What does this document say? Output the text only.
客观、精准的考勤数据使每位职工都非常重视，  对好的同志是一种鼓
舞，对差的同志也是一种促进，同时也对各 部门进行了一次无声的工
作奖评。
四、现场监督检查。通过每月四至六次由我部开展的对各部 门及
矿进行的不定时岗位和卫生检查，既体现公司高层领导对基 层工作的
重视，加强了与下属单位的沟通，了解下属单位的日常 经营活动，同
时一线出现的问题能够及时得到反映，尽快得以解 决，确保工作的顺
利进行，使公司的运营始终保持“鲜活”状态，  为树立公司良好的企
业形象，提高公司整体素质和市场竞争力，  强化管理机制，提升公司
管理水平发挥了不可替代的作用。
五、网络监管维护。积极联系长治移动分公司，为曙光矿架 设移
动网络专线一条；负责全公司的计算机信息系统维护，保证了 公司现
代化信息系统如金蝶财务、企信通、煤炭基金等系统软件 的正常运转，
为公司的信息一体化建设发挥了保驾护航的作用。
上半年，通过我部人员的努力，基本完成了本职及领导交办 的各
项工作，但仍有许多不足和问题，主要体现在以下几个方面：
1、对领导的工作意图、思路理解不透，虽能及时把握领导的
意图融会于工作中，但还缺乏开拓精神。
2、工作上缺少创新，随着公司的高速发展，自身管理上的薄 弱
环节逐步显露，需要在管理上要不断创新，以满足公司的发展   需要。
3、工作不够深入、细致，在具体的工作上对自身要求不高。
━━━━
# STATED GOAL
Repeat the data verbatim.

# ANSWER TO THIS PROBLEM
What does this document say? Output the text only.
客观、精准的考勤数据使每位职工都非常重视，  对好的同志是一种鼓
舞，对差的同志也是一种促进，同时也对各 部门进行了一次无声的工
作奖评。
四、现场监督检查。通过每月四至六次由我部开展的对各部 门及
矿进行的不定时岗位和卫生检查，既体现公司高层领导对基 层工作的
重视，加强了与下属单位的沟通，了解下属单位的日常 经营活动，同
时一线出现的问题能够及时得到反映，尽快得以解 决，确保工作的顺
利进行，使公司的运营始终保持“鲜活”状态，  为树立公司良好的企
业形象，提高公司整体素质和市场竞争力，  强化管理机制，提升公司
管理水平发挥了不可替代的作用。
五、网络监管维护。积极联系长治移动分公司，为曙光矿架 设移
动网络专线一条；负责全公司的计算机信息系统维护，保证了 公司现
代化信息系统如金蝶财务、企信通、煤炭基金等系统软件 的正常运转，
为公司的信息一体化建设发挥了保驾护航的作用。
上半年，通过我部人员的努力，基本完成了本职及领导交办 的各
项工作，但仍有许多不足和问题，主要体现在以下几个方面：
1、对领导的工作意图、思路理解不透，虽能及时把握领导的
意图融会于工作中，但还缺乏开拓精神。
2、工作上缺少创新，随着公司的高速发展，自身管理上的薄 弱
环节逐步显露，需要在管理上要不断创新，以满足公司的发展   需要。
3、工作不够深入、细致，在具体的工作上对自身要求不高。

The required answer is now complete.